--- MATERIAL PROVIDED ---

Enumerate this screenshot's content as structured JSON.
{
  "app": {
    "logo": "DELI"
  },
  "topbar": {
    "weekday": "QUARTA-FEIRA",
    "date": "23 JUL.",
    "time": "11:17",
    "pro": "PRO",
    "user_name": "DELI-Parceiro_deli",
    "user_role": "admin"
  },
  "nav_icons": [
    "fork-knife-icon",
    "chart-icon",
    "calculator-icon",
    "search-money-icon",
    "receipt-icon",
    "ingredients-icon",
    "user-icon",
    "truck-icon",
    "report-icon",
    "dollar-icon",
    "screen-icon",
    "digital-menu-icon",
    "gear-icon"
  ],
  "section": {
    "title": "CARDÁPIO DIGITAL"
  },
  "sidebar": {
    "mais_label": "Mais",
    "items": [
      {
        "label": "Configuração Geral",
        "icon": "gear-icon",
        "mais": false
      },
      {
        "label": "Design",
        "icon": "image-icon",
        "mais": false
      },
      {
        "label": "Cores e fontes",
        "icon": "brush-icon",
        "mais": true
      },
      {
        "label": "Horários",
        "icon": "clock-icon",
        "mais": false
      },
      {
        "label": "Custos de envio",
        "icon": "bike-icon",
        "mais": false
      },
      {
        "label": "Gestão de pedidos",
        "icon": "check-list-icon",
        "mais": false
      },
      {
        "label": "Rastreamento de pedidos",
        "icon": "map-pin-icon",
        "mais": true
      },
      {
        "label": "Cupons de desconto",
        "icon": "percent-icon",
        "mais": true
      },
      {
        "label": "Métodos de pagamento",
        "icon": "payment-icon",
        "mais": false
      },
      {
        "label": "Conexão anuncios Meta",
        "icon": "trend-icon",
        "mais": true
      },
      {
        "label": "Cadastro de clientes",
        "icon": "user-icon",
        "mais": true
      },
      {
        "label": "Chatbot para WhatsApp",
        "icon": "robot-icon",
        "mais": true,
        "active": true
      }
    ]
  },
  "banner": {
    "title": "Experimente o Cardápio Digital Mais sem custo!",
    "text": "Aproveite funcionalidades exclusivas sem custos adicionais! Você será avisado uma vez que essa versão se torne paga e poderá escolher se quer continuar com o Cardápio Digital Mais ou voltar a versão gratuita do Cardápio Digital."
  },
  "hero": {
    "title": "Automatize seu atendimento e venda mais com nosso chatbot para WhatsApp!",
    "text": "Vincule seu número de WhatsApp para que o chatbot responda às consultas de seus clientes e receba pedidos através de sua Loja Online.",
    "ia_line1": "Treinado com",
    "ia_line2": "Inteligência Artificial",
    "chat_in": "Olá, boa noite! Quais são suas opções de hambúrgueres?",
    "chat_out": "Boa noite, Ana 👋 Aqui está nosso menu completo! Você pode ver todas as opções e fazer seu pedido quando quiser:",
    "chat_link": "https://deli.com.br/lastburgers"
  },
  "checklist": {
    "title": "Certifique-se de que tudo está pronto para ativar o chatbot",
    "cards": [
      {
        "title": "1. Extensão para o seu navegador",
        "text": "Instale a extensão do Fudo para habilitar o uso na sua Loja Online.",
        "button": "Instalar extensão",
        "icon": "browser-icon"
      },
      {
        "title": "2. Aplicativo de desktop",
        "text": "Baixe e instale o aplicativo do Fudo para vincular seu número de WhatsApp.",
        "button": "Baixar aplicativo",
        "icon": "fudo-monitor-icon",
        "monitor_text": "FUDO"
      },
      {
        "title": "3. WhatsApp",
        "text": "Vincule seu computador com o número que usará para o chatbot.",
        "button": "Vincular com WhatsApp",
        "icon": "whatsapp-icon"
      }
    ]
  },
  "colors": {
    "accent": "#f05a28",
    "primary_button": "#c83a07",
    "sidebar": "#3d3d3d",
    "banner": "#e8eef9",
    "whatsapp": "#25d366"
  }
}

---

Everything in the listing above should be restated exactly.

COMPLETED TASK:
Enumerate this screenshot's content as structured JSON.
{
  "app": {
    "logo": "DELI"
  },
  "topbar": {
    "weekday": "QUARTA-FEIRA",
    "date": "23 JUL.",
    "time": "11:17",
    "pro": "PRO",
    "user_name": "DELI-Parceiro_deli",
    "user_role": "admin"
  },
  "nav_icons": [
    "fork-knife-icon",
    "chart-icon",
    "calculator-icon",
    "search-money-icon",
    "receipt-icon",
    "ingredients-icon",
    "user-icon",
    "truck-icon",
    "report-icon",
    "dollar-icon",
    "screen-icon",
    "digital-menu-icon",
    "gear-icon"
  ],
  "section": {
    "title": "CARDÁPIO DIGITAL"
  },
  "sidebar": {
    "mais_label": "Mais",
    "items": [
      {
        "label": "Configuração Geral",
        "icon": "gear-icon",
        "mais": false
      },
      {
        "label": "Design",
        "icon": "image-icon",
        "mais": false
      },
      {
        "label": "Cores e fontes",
        "icon": "brush-icon",
        "mais": true
      },
      {
        "label": "Horários",
        "icon": "clock-icon",
        "mais": false
      },
      {
        "label": "Custos de envio",
        "icon": "bike-icon",
        "mais": false
      },
      {
        "label": "Gestão de pedidos",
        "icon": "check-list-icon",
        "mais": false
      },
      {
        "label": "Rastreamento de pedidos",
        "icon": "map-pin-icon",
        "mais": true
      },
      {
        "label": "Cupons de desconto",
        "icon": "percent-icon",
        "mais": true
      },
      {
        "label": "Métodos de pagamento",
        "icon": "payment-icon",
        "mais": false
      },
      {
        "label": "Conexão anuncios Meta",
        "icon": "trend-icon",
        "mais": true
      },
      {
        "label": "Cadastro de clientes",
        "icon": "user-icon",
        "mais": true
      },
      {
        "label": "Chatbot para WhatsApp",
        "icon": "robot-icon",
        "mais": true,
        "active": true
      }
    ]
  },
  "banner": {
    "title": "Experimente o Cardápio Digital Mais sem custo!",
    "text": "Aproveite funcionalidades exclusivas sem custos adicionais! Você será avisado uma vez que essa versão se torne paga e poderá escolher se quer continuar com o Cardápio Digital Mais ou voltar a versão gratuita do Cardápio Digital."
  },
  "hero": {
    "title": "Automatize seu atendimento e venda mais com nosso chatbot para WhatsApp!",
    "text": "Vincule seu número de WhatsApp para que o chatbot responda às consultas de seus clientes e receba pedidos através de sua Loja Online.",
    "ia_line1": "Treinado com",
    "ia_line2": "Inteligência Artificial",
    "chat_in": "Olá, boa noite! Quais são suas opções de hambúrgueres?",
    "chat_out": "Boa noite, Ana 👋 Aqui está nosso menu completo! Você pode ver todas as opções e fazer seu pedido quando quiser:",
    "chat_link": "https://deli.com.br/lastburgers"
  },
  "checklist": {
    "title": "Certifique-se de que tudo está pronto para ativar o chatbot",
    "cards": [
      {
        "title": "1. Extensão para o seu navegador",
        "text": "Instale a extensão do Fudo para habilitar o uso na sua Loja Online.",
        "button": "Instalar extensão",
        "icon": "browser-icon"
      },
      {
        "title": "2. Aplicativo de desktop",
        "text": "Baixe e instale o aplicativo do Fudo para vincular seu número de WhatsApp.",
        "button": "Baixar aplicativo",
        "icon": "fudo-monitor-icon",
        "monitor_text": "FUDO"
      },
      {
        "title": "3. WhatsApp",
        "text": "Vincule seu computador com o número que usará para o chatbot.",
        "button": "Vincular com WhatsApp",
        "icon": "whatsapp-icon"
      }
    ]
  },
  "colors": {
    "accent": "#f05a28",
    "primary_button": "#c83a07",
    "sidebar": "#3d3d3d",
    "banner": "#e8eef9",
    "whatsapp": "#25d366"
  }
}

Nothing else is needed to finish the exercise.